THE PROBLEM
Send back the entries below exactly as they appear.

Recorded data
---+---
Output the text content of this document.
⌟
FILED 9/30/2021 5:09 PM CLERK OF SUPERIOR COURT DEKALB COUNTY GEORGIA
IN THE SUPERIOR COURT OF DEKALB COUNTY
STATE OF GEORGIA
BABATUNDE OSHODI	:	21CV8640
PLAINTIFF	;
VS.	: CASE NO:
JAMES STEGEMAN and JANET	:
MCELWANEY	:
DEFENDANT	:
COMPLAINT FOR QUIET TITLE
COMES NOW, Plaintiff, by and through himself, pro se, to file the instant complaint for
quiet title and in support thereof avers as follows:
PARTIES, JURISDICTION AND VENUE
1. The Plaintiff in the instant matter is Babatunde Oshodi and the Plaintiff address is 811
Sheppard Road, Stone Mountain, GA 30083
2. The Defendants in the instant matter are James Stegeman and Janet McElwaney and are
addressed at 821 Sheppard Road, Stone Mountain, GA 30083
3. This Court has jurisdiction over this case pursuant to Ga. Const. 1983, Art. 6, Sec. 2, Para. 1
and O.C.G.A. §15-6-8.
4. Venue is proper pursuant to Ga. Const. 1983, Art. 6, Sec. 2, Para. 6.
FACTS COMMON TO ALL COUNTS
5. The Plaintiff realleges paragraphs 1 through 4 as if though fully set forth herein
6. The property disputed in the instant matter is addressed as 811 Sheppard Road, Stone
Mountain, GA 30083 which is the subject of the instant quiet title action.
---+---
OUTPUT FOR THIS EXERCISE
Output the text content of this document.
⌟
FILED 9/30/2021 5:09 PM CLERK OF SUPERIOR COURT DEKALB COUNTY GEORGIA
IN THE SUPERIOR COURT OF DEKALB COUNTY
STATE OF GEORGIA
BABATUNDE OSHODI	:	21CV8640
PLAINTIFF	;
VS.	: CASE NO:
JAMES STEGEMAN and JANET	:
MCELWANEY	:
DEFENDANT	:
COMPLAINT FOR QUIET TITLE
COMES NOW, Plaintiff, by and through himself, pro se, to file the instant complaint for
quiet title and in support thereof avers as follows:
PARTIES, JURISDICTION AND VENUE
1. The Plaintiff in the instant matter is Babatunde Oshodi and the Plaintiff address is 811
Sheppard Road, Stone Mountain, GA 30083
2. The Defendants in the instant matter are James Stegeman and Janet McElwaney and are
addressed at 821 Sheppard Road, Stone Mountain, GA 30083
3. This Court has jurisdiction over this case pursuant to Ga. Const. 1983, Art. 6, Sec. 2, Para. 1
and O.C.G.A. §15-6-8.
4. Venue is proper pursuant to Ga. Const. 1983, Art. 6, Sec. 2, Para. 6.
FACTS COMMON TO ALL COUNTS
5. The Plaintiff realleges paragraphs 1 through 4 as if though fully set forth herein
6. The property disputed in the instant matter is addressed as 811 Sheppard Road, Stone
Mountain, GA 30083 which is the subject of the instant quiet title action.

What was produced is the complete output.